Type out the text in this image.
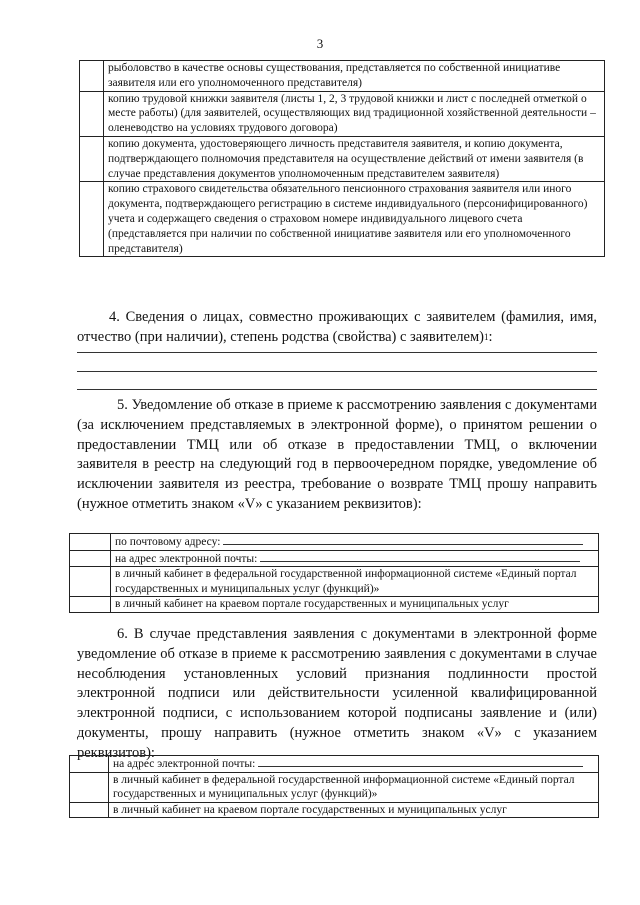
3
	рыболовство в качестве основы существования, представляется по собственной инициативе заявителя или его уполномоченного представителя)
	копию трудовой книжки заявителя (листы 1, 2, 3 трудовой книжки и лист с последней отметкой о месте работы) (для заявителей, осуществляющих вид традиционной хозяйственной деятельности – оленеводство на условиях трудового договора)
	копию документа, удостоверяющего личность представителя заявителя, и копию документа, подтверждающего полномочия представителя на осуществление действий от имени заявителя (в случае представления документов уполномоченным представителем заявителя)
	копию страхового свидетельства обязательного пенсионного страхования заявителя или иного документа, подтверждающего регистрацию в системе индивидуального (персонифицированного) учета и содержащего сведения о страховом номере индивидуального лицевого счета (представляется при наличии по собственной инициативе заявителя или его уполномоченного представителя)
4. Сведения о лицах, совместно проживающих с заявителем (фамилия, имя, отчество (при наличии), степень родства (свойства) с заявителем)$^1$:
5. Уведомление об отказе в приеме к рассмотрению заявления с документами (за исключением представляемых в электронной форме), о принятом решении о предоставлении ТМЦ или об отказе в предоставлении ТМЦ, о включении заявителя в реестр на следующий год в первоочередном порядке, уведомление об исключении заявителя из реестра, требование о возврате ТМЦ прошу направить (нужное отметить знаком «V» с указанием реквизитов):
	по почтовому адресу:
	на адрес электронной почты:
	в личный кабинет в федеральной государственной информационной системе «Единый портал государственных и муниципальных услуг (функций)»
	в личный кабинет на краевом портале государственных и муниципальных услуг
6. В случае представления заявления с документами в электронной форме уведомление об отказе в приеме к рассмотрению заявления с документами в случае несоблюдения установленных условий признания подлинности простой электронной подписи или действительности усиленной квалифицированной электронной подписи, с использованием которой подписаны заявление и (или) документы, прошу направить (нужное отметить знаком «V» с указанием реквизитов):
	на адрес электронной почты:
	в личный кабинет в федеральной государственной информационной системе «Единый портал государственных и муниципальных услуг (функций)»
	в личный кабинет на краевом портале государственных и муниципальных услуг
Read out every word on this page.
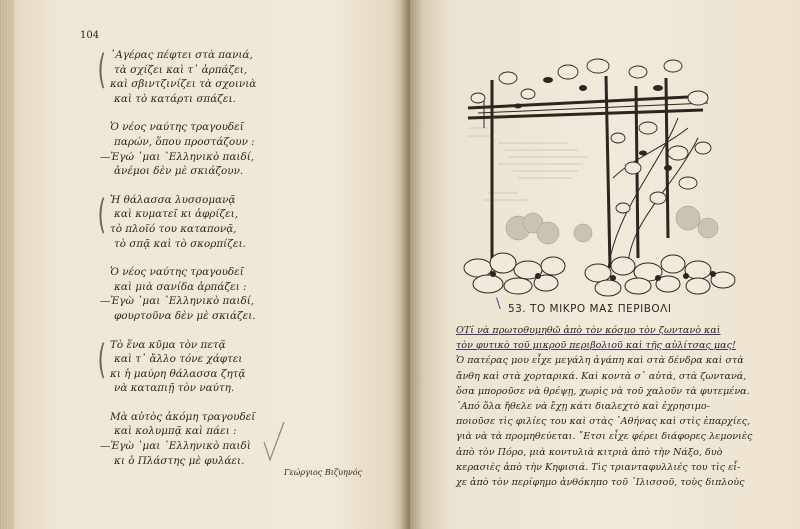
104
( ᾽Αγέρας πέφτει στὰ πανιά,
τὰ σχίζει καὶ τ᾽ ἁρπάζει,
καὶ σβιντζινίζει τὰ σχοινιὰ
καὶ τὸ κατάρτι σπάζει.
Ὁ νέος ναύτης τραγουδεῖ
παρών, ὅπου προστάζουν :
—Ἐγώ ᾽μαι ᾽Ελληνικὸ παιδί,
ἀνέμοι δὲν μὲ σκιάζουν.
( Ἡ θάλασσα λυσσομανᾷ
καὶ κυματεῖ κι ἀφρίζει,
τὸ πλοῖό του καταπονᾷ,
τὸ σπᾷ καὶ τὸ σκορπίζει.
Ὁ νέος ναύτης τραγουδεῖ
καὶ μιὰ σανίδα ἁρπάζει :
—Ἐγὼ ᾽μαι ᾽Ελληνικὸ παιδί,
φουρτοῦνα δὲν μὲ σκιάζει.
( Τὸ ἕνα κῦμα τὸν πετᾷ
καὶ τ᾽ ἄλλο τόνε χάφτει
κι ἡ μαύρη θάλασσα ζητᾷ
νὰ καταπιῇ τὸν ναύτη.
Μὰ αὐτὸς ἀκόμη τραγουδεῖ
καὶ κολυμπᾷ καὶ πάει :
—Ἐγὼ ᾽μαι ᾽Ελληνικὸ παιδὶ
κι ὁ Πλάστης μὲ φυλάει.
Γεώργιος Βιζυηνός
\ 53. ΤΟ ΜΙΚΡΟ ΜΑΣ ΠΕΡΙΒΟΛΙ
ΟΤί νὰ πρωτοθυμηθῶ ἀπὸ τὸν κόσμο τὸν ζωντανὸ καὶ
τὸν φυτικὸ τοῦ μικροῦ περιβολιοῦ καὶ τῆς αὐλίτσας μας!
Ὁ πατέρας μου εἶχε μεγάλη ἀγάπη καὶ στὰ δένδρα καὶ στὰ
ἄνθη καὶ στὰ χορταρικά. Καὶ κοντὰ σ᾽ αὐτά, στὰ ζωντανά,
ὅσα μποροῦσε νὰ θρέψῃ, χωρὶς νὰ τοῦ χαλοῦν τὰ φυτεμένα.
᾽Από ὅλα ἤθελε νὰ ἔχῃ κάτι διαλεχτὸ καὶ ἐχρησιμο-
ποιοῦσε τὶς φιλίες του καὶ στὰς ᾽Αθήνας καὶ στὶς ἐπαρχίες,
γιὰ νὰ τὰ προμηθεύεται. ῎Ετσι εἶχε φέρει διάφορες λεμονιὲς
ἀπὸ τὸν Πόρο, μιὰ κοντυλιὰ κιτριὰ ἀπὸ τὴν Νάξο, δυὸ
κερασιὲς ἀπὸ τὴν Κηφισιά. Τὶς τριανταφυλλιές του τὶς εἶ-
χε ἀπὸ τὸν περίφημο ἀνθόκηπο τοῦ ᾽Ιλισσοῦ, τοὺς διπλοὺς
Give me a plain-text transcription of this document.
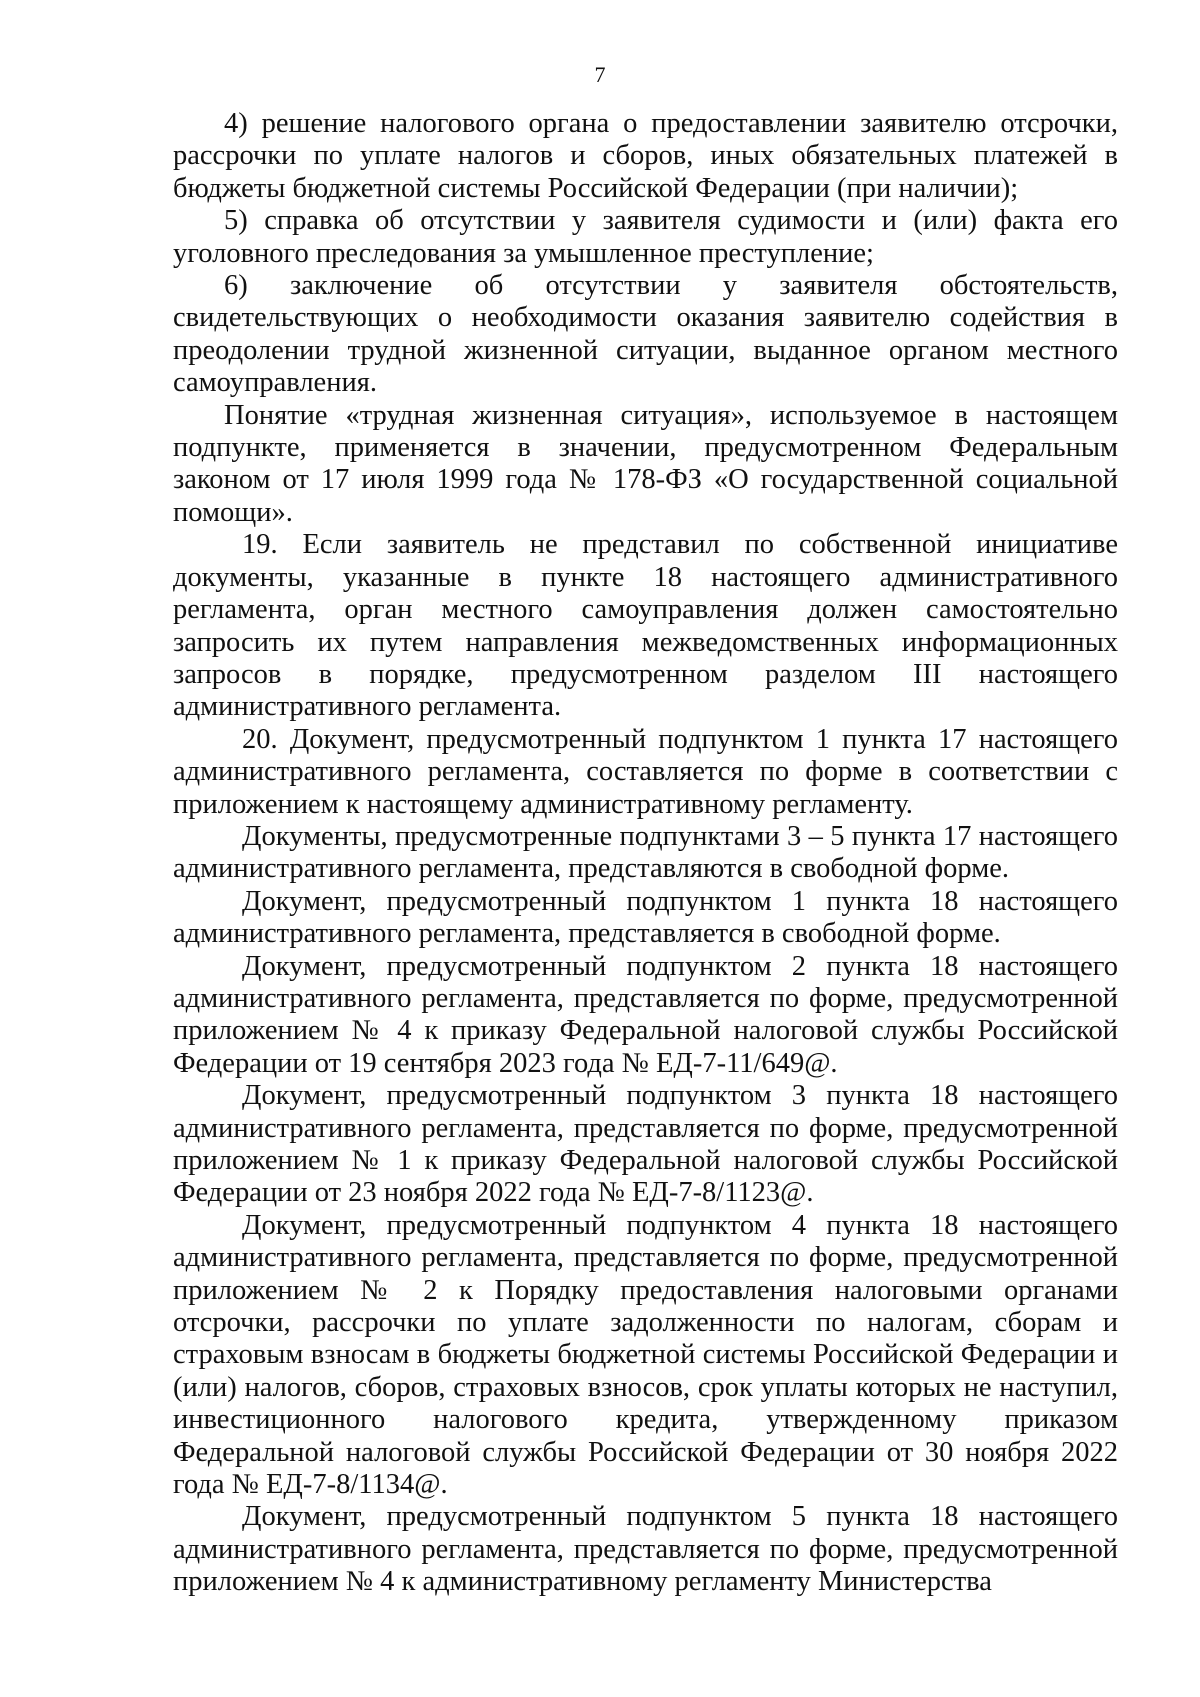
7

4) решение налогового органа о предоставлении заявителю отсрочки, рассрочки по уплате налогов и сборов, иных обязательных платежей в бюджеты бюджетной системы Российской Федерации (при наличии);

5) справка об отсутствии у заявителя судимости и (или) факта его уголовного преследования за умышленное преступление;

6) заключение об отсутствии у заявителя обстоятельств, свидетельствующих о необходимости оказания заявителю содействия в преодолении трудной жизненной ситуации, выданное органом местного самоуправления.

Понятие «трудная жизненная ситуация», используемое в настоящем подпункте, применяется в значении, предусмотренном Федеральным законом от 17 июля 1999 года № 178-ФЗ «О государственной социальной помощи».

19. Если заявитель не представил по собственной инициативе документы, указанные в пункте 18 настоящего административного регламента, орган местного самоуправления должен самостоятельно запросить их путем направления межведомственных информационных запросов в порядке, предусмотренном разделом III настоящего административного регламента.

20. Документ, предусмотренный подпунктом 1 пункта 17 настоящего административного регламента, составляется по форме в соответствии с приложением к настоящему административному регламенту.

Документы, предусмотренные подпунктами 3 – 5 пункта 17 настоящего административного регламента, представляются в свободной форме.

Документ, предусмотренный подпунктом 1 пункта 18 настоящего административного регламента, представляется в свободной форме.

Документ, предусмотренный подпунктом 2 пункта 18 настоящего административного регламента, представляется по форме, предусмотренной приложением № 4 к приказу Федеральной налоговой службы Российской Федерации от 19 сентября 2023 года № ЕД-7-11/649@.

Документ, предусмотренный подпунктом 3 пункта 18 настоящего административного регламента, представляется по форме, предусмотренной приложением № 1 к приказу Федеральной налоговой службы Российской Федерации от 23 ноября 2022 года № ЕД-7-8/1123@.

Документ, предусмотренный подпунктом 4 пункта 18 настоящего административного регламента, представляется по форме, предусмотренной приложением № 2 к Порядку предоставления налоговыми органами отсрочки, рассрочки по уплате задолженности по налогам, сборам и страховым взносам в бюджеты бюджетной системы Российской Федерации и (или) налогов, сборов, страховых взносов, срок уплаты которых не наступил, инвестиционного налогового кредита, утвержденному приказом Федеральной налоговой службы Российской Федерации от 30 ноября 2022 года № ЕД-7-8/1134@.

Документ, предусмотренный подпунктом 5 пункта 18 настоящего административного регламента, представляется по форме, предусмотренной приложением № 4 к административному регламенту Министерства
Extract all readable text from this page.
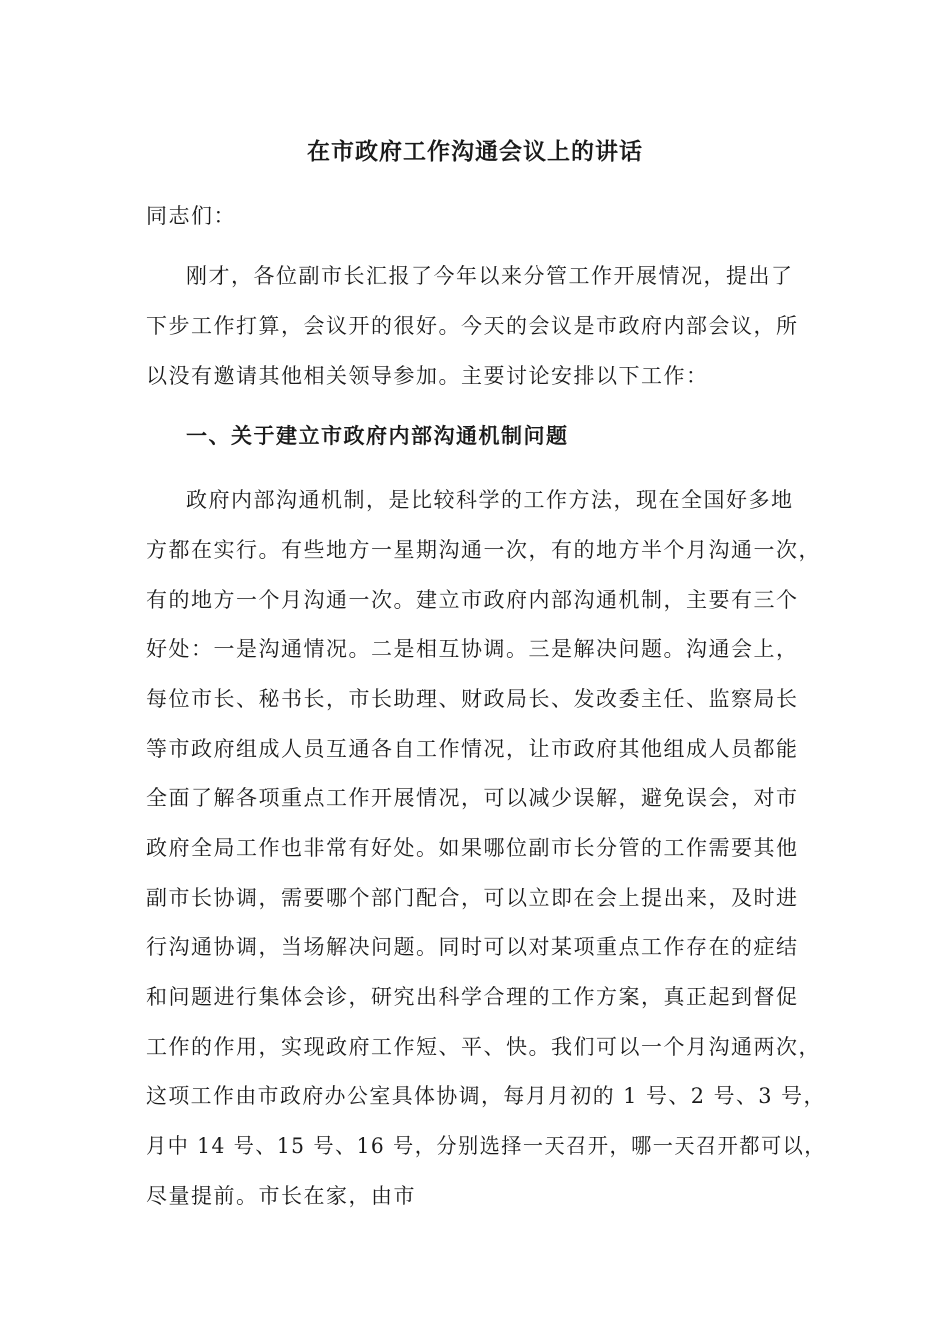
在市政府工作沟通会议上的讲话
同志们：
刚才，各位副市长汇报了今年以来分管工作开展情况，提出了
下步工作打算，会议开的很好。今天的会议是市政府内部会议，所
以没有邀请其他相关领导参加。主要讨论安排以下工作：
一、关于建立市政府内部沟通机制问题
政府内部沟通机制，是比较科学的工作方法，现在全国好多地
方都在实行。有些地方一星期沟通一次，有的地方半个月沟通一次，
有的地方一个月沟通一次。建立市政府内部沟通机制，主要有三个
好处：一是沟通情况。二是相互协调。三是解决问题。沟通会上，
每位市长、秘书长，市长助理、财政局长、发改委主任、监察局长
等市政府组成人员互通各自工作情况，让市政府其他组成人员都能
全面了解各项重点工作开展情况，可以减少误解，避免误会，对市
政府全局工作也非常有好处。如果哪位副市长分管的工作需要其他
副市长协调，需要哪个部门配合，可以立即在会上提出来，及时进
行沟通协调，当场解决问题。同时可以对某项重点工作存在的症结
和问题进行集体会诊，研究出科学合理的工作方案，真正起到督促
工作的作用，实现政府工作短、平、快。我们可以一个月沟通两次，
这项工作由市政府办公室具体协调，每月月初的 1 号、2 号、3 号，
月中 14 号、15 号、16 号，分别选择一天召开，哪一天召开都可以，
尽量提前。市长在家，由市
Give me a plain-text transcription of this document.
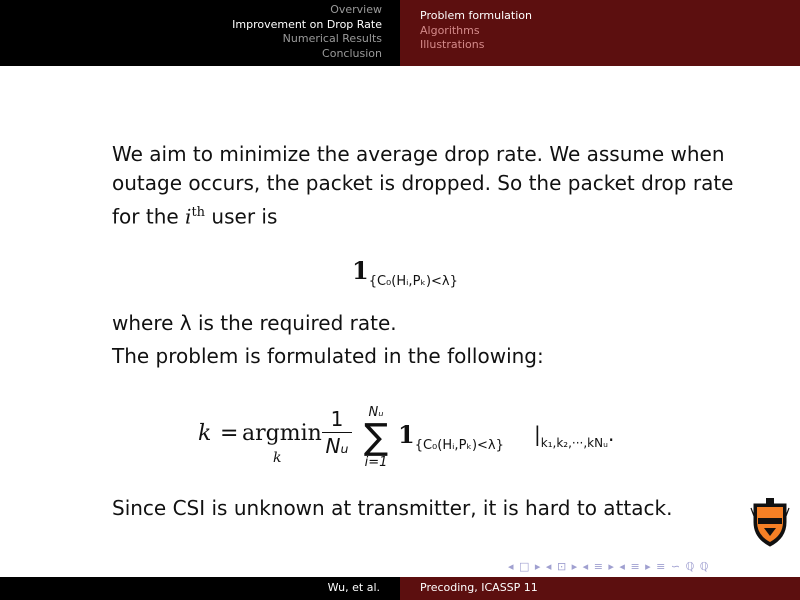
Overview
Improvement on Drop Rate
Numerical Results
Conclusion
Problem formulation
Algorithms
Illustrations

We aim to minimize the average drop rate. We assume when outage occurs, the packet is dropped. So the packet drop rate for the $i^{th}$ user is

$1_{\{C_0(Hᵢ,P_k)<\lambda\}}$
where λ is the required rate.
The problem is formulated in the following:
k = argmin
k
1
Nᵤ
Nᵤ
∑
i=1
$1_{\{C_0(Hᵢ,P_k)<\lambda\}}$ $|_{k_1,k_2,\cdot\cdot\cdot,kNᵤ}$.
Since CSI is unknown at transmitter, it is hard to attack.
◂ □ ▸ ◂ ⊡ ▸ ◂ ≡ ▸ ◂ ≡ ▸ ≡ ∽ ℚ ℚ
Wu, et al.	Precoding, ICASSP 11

....................

◆ What needs to be done
Copy all lines from the material that hold "page".

◆ Full output
Read out every word on this page.
Extract all readable text from this page.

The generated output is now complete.